-- start Extracted records --

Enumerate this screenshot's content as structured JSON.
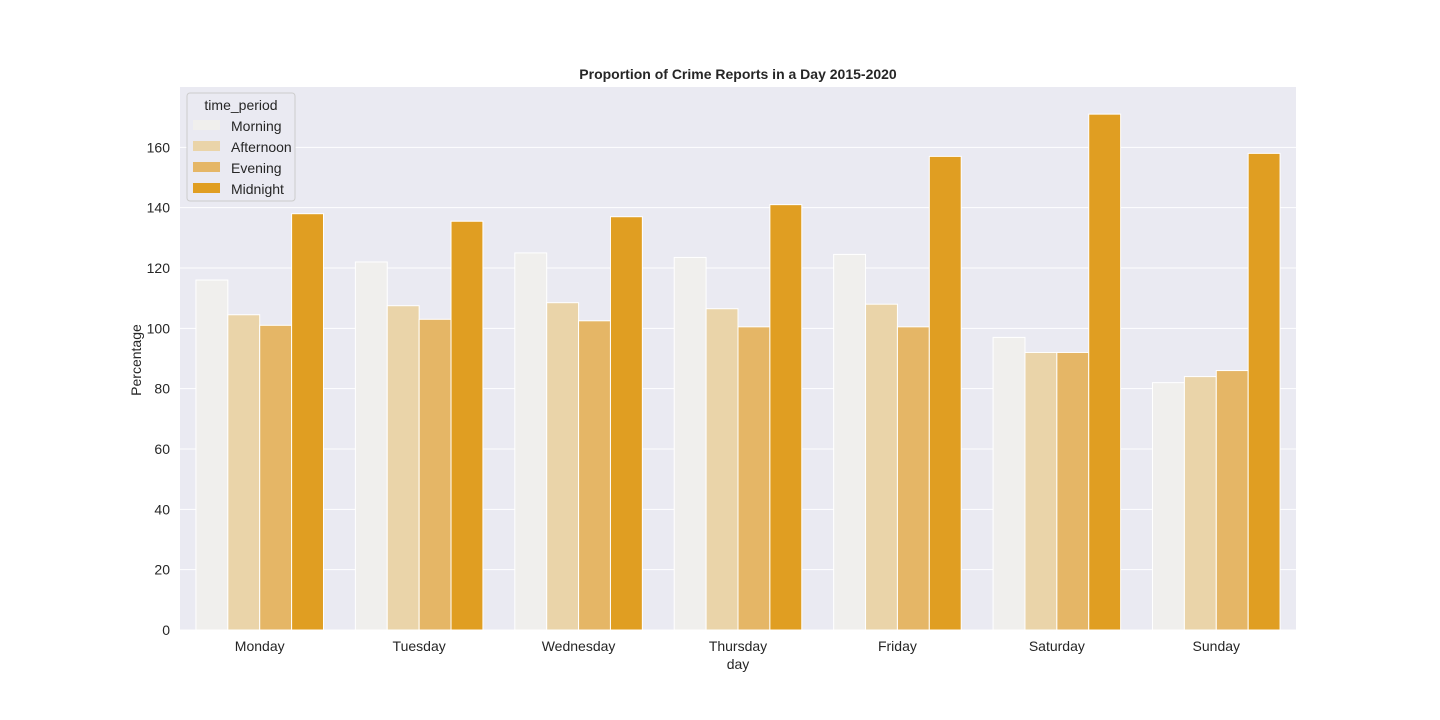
{
  "chart_data": {
    "type": "bar",
    "title": "Proportion of Crime Reports in a Day 2015-2020",
    "xlabel": "day",
    "ylabel": "Percentage",
    "categories": [
      "Monday",
      "Tuesday",
      "Wednesday",
      "Thursday",
      "Friday",
      "Saturday",
      "Sunday"
    ],
    "ylim": [
      0,
      180
    ],
    "yticks": [
      0,
      20,
      40,
      60,
      80,
      100,
      120,
      140,
      160
    ],
    "grid": true,
    "legend": {
      "title": "time_period",
      "placement": "top-left"
    },
    "series": [
      {
        "name": "Morning",
        "color": "#f0efed",
        "values": [
          116,
          122,
          125,
          123.5,
          124.5,
          97,
          82
        ]
      },
      {
        "name": "Afternoon",
        "color": "#ead4a9",
        "values": [
          104.5,
          107.5,
          108.5,
          106.5,
          108,
          92,
          84
        ]
      },
      {
        "name": "Evening",
        "color": "#e5b666",
        "values": [
          101,
          103,
          102.5,
          100.5,
          100.5,
          92,
          86
        ]
      },
      {
        "name": "Midnight",
        "color": "#e09e22",
        "values": [
          138,
          135.5,
          137,
          141,
          157,
          171,
          158
        ]
      }
    ]
  },
  "colors": {
    "plot_background": "#eaeaf2",
    "grid": "#ffffff",
    "text": "#262626"
  }
}
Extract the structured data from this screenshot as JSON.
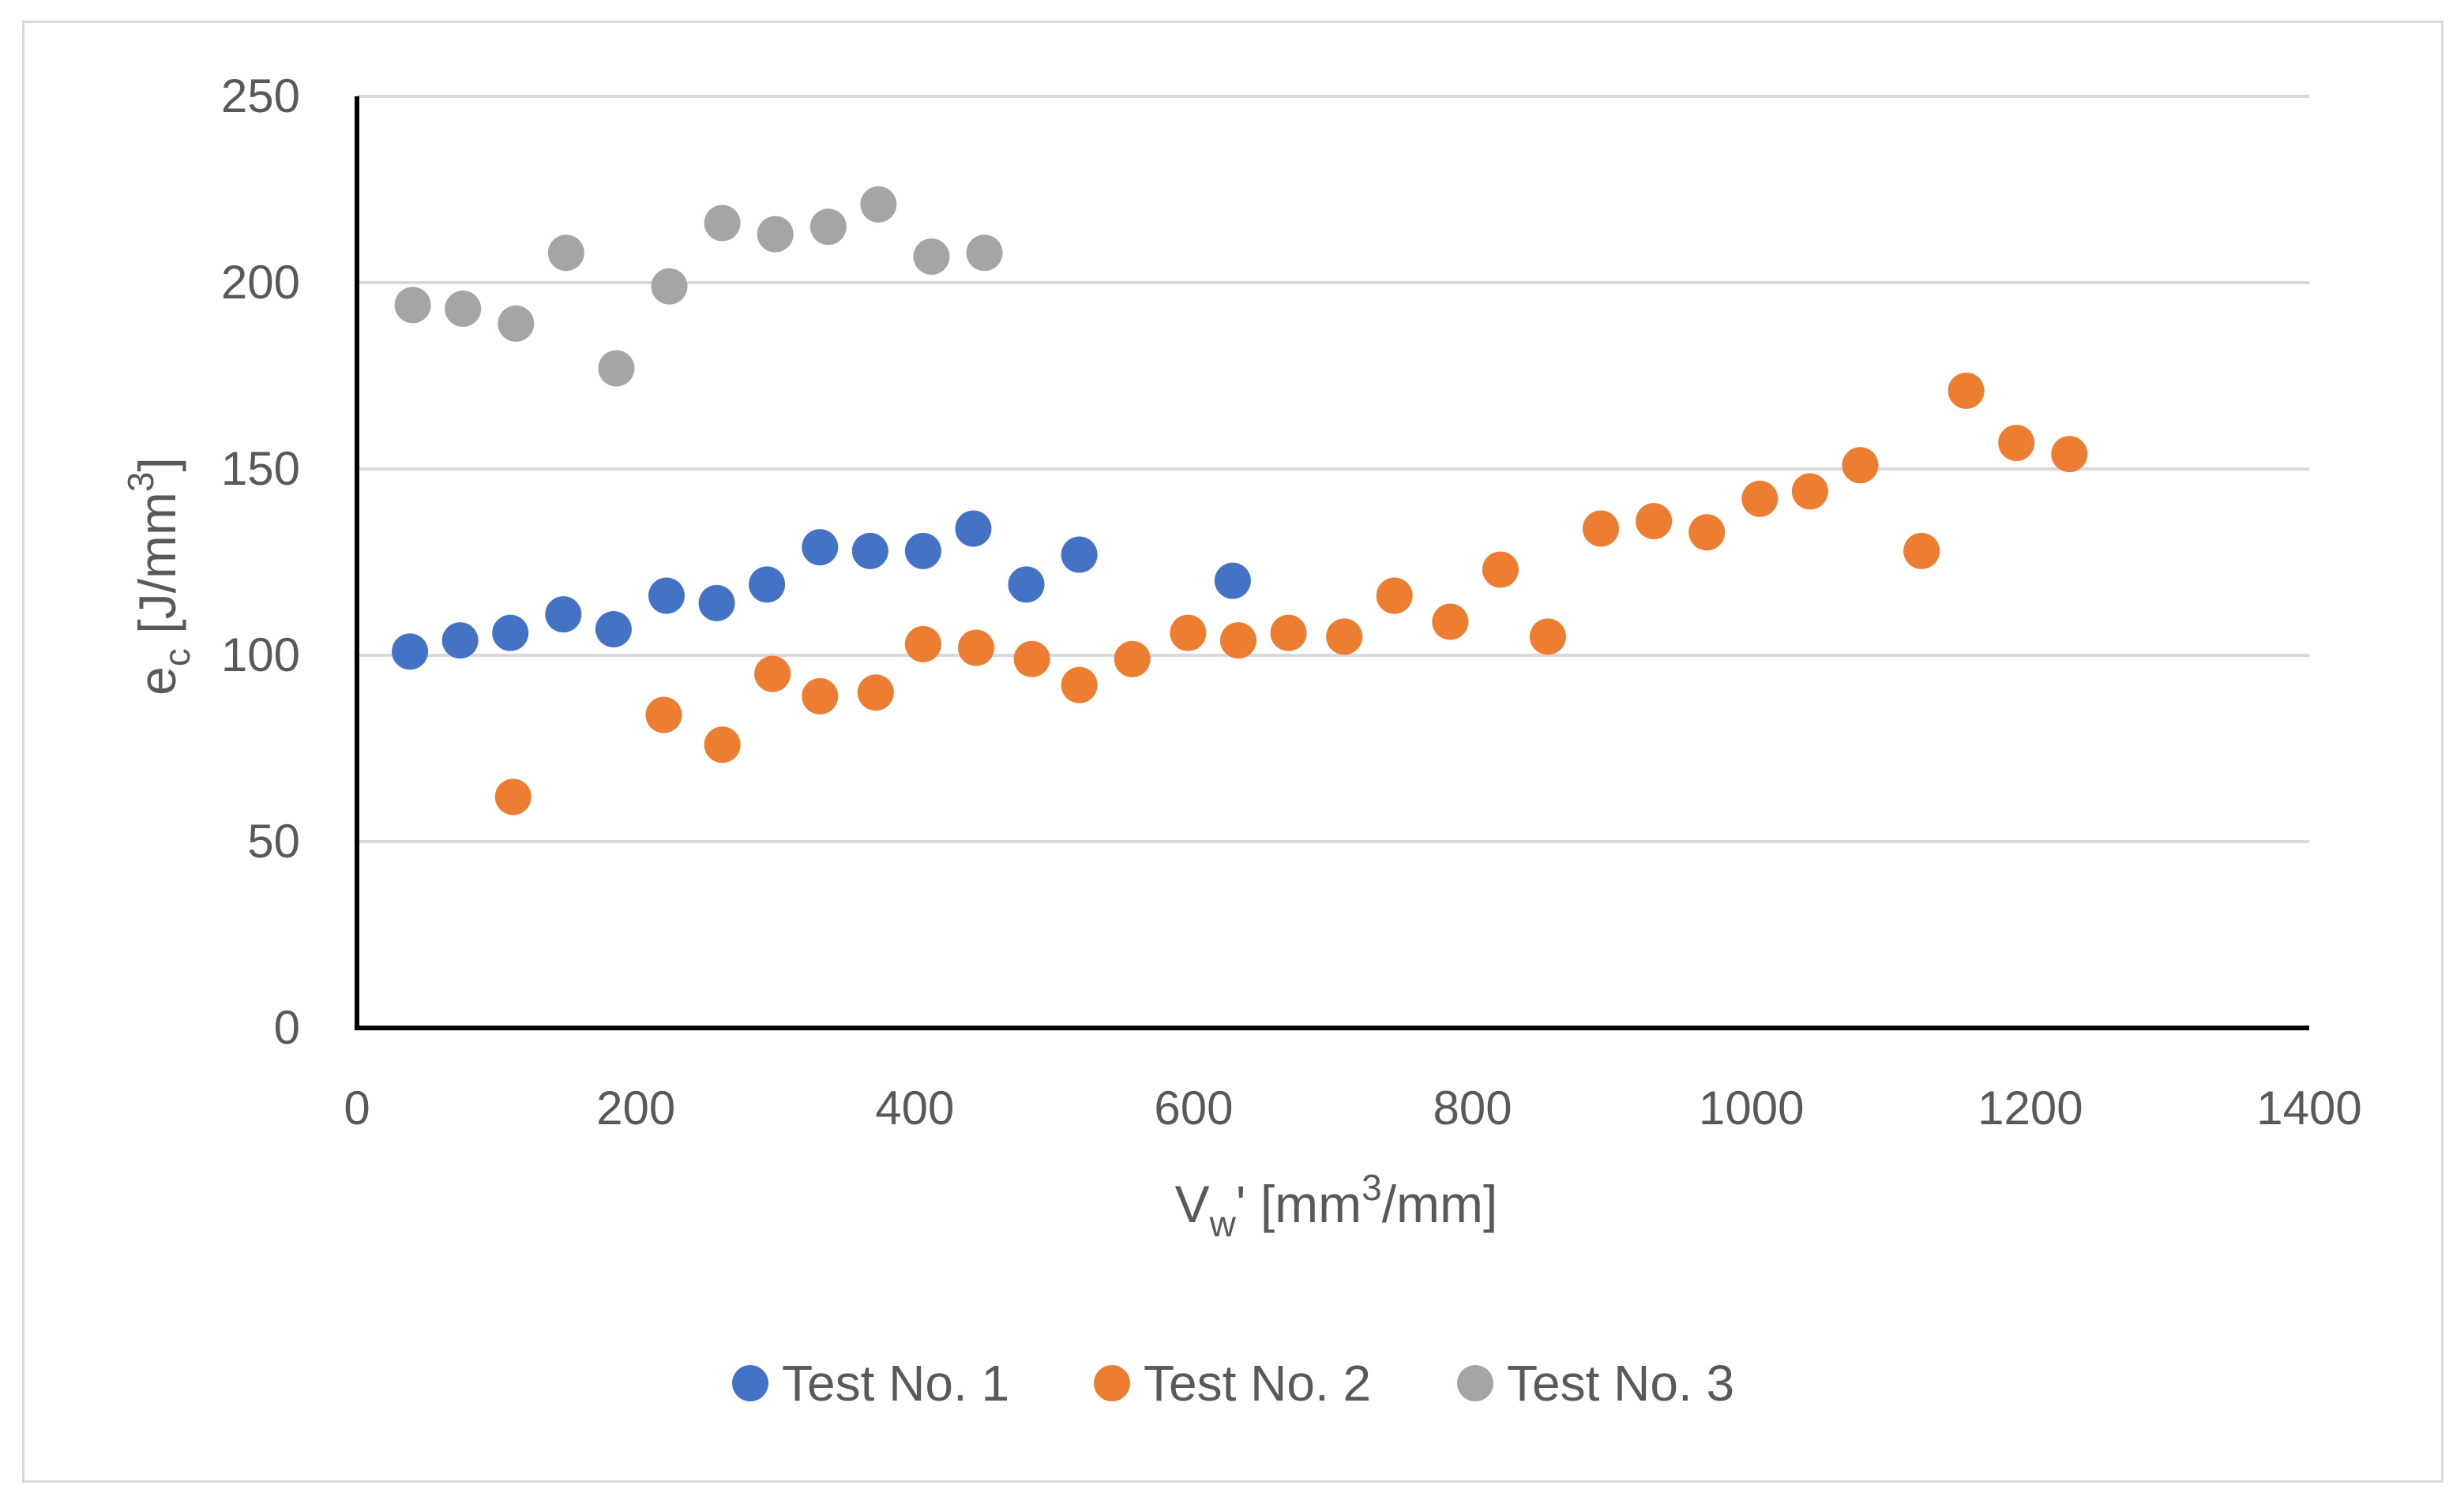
{
  "chart_data": {
    "type": "scatter",
    "title": "",
    "xlabel": "V",
    "xlabel_sub": "w",
    "xlabel_tail": "' [mm",
    "xlabel_sup": "3",
    "xlabel_end": "/mm]",
    "ylabel": "e",
    "ylabel_sub": "c",
    "ylabel_tail": " [J/mm",
    "ylabel_sup": "3",
    "ylabel_end": "]",
    "xlim": [
      0,
      1400
    ],
    "ylim": [
      0,
      250
    ],
    "xticks": [
      0,
      200,
      400,
      600,
      800,
      1000,
      1200,
      1400
    ],
    "yticks": [
      0,
      50,
      100,
      150,
      200,
      250
    ],
    "grid": "horizontal",
    "legend_position": "bottom",
    "series": [
      {
        "name": "Test No. 1",
        "color": "#4472c4",
        "points": [
          [
            38,
            101
          ],
          [
            74,
            104
          ],
          [
            110,
            106
          ],
          [
            148,
            111
          ],
          [
            184,
            107
          ],
          [
            222,
            116
          ],
          [
            258,
            114
          ],
          [
            294,
            119
          ],
          [
            332,
            129
          ],
          [
            368,
            128
          ],
          [
            406,
            128
          ],
          [
            442,
            134
          ],
          [
            480,
            119
          ],
          [
            518,
            127
          ],
          [
            628,
            120
          ]
        ]
      },
      {
        "name": "Test No. 2",
        "color": "#ed7d31",
        "points": [
          [
            112,
            62
          ],
          [
            220,
            84
          ],
          [
            262,
            76
          ],
          [
            298,
            95
          ],
          [
            332,
            89
          ],
          [
            372,
            90
          ],
          [
            406,
            103
          ],
          [
            444,
            102
          ],
          [
            484,
            99
          ],
          [
            518,
            92
          ],
          [
            556,
            99
          ],
          [
            596,
            106
          ],
          [
            632,
            104
          ],
          [
            668,
            106
          ],
          [
            708,
            105
          ],
          [
            744,
            116
          ],
          [
            784,
            109
          ],
          [
            820,
            123
          ],
          [
            854,
            105
          ],
          [
            892,
            134
          ],
          [
            930,
            136
          ],
          [
            968,
            133
          ],
          [
            1006,
            142
          ],
          [
            1042,
            144
          ],
          [
            1078,
            151
          ],
          [
            1122,
            128
          ],
          [
            1154,
            171
          ],
          [
            1190,
            157
          ],
          [
            1228,
            154
          ]
        ]
      },
      {
        "name": "Test No. 3",
        "color": "#a5a5a5",
        "points": [
          [
            40,
            194
          ],
          [
            76,
            193
          ],
          [
            114,
            189
          ],
          [
            150,
            208
          ],
          [
            186,
            177
          ],
          [
            224,
            199
          ],
          [
            262,
            216
          ],
          [
            300,
            213
          ],
          [
            338,
            215
          ],
          [
            374,
            221
          ],
          [
            412,
            207
          ],
          [
            450,
            208
          ]
        ]
      }
    ]
  }
}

-- end Extracted records --

**What is expected**. Please repeat the entries exactly. Do not include the pictures.

**Result of the task**.
Enumerate this screenshot's content as structured JSON.
{
  "chart_data": {
    "type": "bar",
    "title": "Proportion of Crime Reports in a Day 2015-2020",
    "xlabel": "day",
    "ylabel": "Percentage",
    "categories": [
      "Monday",
      "Tuesday",
      "Wednesday",
      "Thursday",
      "Friday",
      "Saturday",
      "Sunday"
    ],
    "ylim": [
      0,
      180
    ],
    "yticks": [
      0,
      20,
      40,
      60,
      80,
      100,
      120,
      140,
      160
    ],
    "grid": true,
    "legend": {
      "title": "time_period",
      "placement": "top-left"
    },
    "series": [
      {
        "name": "Morning",
        "color": "#f0efed",
        "values": [
          116,
          122,
          125,
          123.5,
          124.5,
          97,
          82
        ]
      },
      {
        "name": "Afternoon",
        "color": "#ead4a9",
        "values": [
          104.5,
          107.5,
          108.5,
          106.5,
          108,
          92,
          84
        ]
      },
      {
        "name": "Evening",
        "color": "#e5b666",
        "values": [
          101,
          103,
          102.5,
          100.5,
          100.5,
          92,
          86
        ]
      },
      {
        "name": "Midnight",
        "color": "#e09e22",
        "values": [
          138,
          135.5,
          137,
          141,
          157,
          171,
          158
        ]
      }
    ]
  },
  "colors": {
    "plot_background": "#eaeaf2",
    "grid": "#ffffff",
    "text": "#262626"
  }
}
Extract the structured data from this screenshot as JSON.
{
  "chart_data": {
    "type": "scatter",
    "title": "",
    "xlabel": "V",
    "xlabel_sub": "w",
    "xlabel_tail": "' [mm",
    "xlabel_sup": "3",
    "xlabel_end": "/mm]",
    "ylabel": "e",
    "ylabel_sub": "c",
    "ylabel_tail": " [J/mm",
    "ylabel_sup": "3",
    "ylabel_end": "]",
    "xlim": [
      0,
      1400
    ],
    "ylim": [
      0,
      250
    ],
    "xticks": [
      0,
      200,
      400,
      600,
      800,
      1000,
      1200,
      1400
    ],
    "yticks": [
      0,
      50,
      100,
      150,
      200,
      250
    ],
    "grid": "horizontal",
    "legend_position": "bottom",
    "series": [
      {
        "name": "Test No. 1",
        "color": "#4472c4",
        "points": [
          [
            38,
            101
          ],
          [
            74,
            104
          ],
          [
            110,
            106
          ],
          [
            148,
            111
          ],
          [
            184,
            107
          ],
          [
            222,
            116
          ],
          [
            258,
            114
          ],
          [
            294,
            119
          ],
          [
            332,
            129
          ],
          [
            368,
            128
          ],
          [
            406,
            128
          ],
          [
            442,
            134
          ],
          [
            480,
            119
          ],
          [
            518,
            127
          ],
          [
            628,
            120
          ]
        ]
      },
      {
        "name": "Test No. 2",
        "color": "#ed7d31",
        "points": [
          [
            112,
            62
          ],
          [
            220,
            84
          ],
          [
            262,
            76
          ],
          [
            298,
            95
          ],
          [
            332,
            89
          ],
          [
            372,
            90
          ],
          [
            406,
            103
          ],
          [
            444,
            102
          ],
          [
            484,
            99
          ],
          [
            518,
            92
          ],
          [
            556,
            99
          ],
          [
            596,
            106
          ],
          [
            632,
            104
          ],
          [
            668,
            106
          ],
          [
            708,
            105
          ],
          [
            744,
            116
          ],
          [
            784,
            109
          ],
          [
            820,
            123
          ],
          [
            854,
            105
          ],
          [
            892,
            134
          ],
          [
            930,
            136
          ],
          [
            968,
            133
          ],
          [
            1006,
            142
          ],
          [
            1042,
            144
          ],
          [
            1078,
            151
          ],
          [
            1122,
            128
          ],
          [
            1154,
            171
          ],
          [
            1190,
            157
          ],
          [
            1228,
            154
          ]
        ]
      },
      {
        "name": "Test No. 3",
        "color": "#a5a5a5",
        "points": [
          [
            40,
            194
          ],
          [
            76,
            193
          ],
          [
            114,
            189
          ],
          [
            150,
            208
          ],
          [
            186,
            177
          ],
          [
            224,
            199
          ],
          [
            262,
            216
          ],
          [
            300,
            213
          ],
          [
            338,
            215
          ],
          [
            374,
            221
          ],
          [
            412,
            207
          ],
          [
            450,
            208
          ]
        ]
      }
    ]
  }
}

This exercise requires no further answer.